▶ The task
Reproduce every line of the following material verbatim, preserving each character, number, and bracket without alteration.

========================================

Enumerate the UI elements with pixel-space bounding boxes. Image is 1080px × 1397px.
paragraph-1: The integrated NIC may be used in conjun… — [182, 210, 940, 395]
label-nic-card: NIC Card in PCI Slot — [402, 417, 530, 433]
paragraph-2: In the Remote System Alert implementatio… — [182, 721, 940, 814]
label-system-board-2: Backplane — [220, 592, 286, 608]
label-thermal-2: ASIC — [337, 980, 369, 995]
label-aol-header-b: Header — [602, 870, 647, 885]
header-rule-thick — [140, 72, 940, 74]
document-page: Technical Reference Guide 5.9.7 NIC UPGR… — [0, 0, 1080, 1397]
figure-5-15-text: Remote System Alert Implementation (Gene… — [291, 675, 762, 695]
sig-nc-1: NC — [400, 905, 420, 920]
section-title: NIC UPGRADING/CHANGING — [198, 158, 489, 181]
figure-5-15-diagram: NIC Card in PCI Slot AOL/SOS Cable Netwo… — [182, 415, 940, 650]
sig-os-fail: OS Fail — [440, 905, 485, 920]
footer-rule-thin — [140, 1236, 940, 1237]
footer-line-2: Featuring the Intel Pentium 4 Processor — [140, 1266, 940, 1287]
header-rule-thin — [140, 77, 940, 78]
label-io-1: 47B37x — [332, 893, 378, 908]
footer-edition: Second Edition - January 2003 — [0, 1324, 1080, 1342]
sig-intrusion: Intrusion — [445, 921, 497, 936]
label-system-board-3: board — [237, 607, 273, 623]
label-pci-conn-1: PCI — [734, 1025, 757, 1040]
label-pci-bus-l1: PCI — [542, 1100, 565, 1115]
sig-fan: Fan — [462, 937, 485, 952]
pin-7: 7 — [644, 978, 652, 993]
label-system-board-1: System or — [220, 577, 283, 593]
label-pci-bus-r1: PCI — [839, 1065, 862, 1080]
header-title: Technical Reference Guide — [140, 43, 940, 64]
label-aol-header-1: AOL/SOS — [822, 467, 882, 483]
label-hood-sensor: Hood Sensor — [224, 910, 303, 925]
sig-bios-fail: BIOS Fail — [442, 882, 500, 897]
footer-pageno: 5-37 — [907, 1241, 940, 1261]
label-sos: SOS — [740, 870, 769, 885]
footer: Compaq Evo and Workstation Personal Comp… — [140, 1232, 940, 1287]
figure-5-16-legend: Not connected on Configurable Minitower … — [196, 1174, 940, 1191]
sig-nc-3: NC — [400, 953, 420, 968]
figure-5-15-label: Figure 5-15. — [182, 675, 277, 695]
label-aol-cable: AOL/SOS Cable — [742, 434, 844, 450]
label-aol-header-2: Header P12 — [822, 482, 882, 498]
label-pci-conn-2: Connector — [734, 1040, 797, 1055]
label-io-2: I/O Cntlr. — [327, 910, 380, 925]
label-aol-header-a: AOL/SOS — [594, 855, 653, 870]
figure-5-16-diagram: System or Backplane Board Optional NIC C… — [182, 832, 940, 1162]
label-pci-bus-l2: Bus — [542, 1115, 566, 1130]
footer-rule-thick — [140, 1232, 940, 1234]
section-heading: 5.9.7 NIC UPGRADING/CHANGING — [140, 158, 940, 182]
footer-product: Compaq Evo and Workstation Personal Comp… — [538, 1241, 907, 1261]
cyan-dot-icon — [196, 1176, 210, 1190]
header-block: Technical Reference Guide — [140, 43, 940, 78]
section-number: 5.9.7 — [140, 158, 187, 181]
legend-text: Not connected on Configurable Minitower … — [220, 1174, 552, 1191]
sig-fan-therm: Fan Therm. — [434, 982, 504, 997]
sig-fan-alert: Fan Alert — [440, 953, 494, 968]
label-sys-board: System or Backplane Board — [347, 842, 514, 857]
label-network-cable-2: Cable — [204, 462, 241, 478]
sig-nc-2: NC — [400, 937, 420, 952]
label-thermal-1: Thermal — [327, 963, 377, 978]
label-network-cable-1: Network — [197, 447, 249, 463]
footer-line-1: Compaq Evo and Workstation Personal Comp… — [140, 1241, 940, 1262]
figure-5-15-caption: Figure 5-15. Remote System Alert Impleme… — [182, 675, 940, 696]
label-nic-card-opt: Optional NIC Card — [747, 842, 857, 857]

========================================

▶ Correct result
Enumerate the UI elements with pixel-space bounding boxes. Image is 1080px × 1397px.
paragraph-1: The integrated NIC may be used in conjun… — [182, 210, 940, 395]
label-nic-card: NIC Card in PCI Slot — [402, 417, 530, 433]
paragraph-2: In the Remote System Alert implementatio… — [182, 721, 940, 814]
label-system-board-2: Backplane — [220, 592, 286, 608]
label-thermal-2: ASIC — [337, 980, 369, 995]
label-aol-header-b: Header — [602, 870, 647, 885]
header-rule-thick — [140, 72, 940, 74]
document-page: Technical Reference Guide 5.9.7 NIC UPGR… — [0, 0, 1080, 1397]
figure-5-15-text: Remote System Alert Implementation (Gene… — [291, 675, 762, 695]
sig-nc-1: NC — [400, 905, 420, 920]
section-title: NIC UPGRADING/CHANGING — [198, 158, 489, 181]
figure-5-15-diagram: NIC Card in PCI Slot AOL/SOS Cable Netwo… — [182, 415, 940, 650]
sig-os-fail: OS Fail — [440, 905, 485, 920]
footer-rule-thin — [140, 1236, 940, 1237]
footer-line-2: Featuring the Intel Pentium 4 Processor — [140, 1266, 940, 1287]
header-rule-thin — [140, 77, 940, 78]
label-io-1: 47B37x — [332, 893, 378, 908]
footer-edition: Second Edition - January 2003 — [0, 1324, 1080, 1342]
sig-intrusion: Intrusion — [445, 921, 497, 936]
label-system-board-3: board — [237, 607, 273, 623]
label-pci-conn-1: PCI — [734, 1025, 757, 1040]
label-pci-bus-l1: PCI — [542, 1100, 565, 1115]
sig-fan: Fan — [462, 937, 485, 952]
pin-7: 7 — [644, 978, 652, 993]
label-system-board-1: System or — [220, 577, 283, 593]
label-pci-bus-r1: PCI — [839, 1065, 862, 1080]
header-title: Technical Reference Guide — [140, 43, 940, 64]
label-aol-header-1: AOL/SOS — [822, 467, 882, 483]
label-hood-sensor: Hood Sensor — [224, 910, 303, 925]
sig-bios-fail: BIOS Fail — [442, 882, 500, 897]
footer-pageno: 5-37 — [907, 1241, 940, 1261]
label-sos: SOS — [740, 870, 769, 885]
footer: Compaq Evo and Workstation Personal Comp… — [140, 1232, 940, 1287]
figure-5-16-legend: Not connected on Configurable Minitower … — [196, 1174, 940, 1191]
sig-nc-3: NC — [400, 953, 420, 968]
figure-5-15-label: Figure 5-15. — [182, 675, 277, 695]
label-aol-cable: AOL/SOS Cable — [742, 434, 844, 450]
label-aol-header-2: Header P12 — [822, 482, 882, 498]
label-pci-conn-2: Connector — [734, 1040, 797, 1055]
label-io-2: I/O Cntlr. — [327, 910, 380, 925]
label-aol-header-a: AOL/SOS — [594, 855, 653, 870]
figure-5-16-diagram: System or Backplane Board Optional NIC C… — [182, 832, 940, 1162]
label-pci-bus-l2: Bus — [542, 1115, 566, 1130]
footer-rule-thick — [140, 1232, 940, 1234]
section-heading: 5.9.7 NIC UPGRADING/CHANGING — [140, 158, 940, 182]
footer-product: Compaq Evo and Workstation Personal Comp… — [538, 1241, 907, 1261]
cyan-dot-icon — [196, 1176, 210, 1190]
header-block: Technical Reference Guide — [140, 43, 940, 78]
section-number: 5.9.7 — [140, 158, 187, 181]
legend-text: Not connected on Configurable Minitower … — [220, 1174, 552, 1191]
sig-fan-therm: Fan Therm. — [434, 982, 504, 997]
sig-fan-alert: Fan Alert — [440, 953, 494, 968]
label-sys-board: System or Backplane Board — [347, 842, 514, 857]
label-network-cable-2: Cable — [204, 462, 241, 478]
sig-nc-2: NC — [400, 937, 420, 952]
label-thermal-1: Thermal — [327, 963, 377, 978]
label-network-cable-1: Network — [197, 447, 249, 463]
footer-line-1: Compaq Evo and Workstation Personal Comp… — [140, 1241, 940, 1262]
figure-5-15-caption: Figure 5-15. Remote System Alert Impleme… — [182, 675, 940, 696]
label-nic-card-opt: Optional NIC Card — [747, 842, 857, 857]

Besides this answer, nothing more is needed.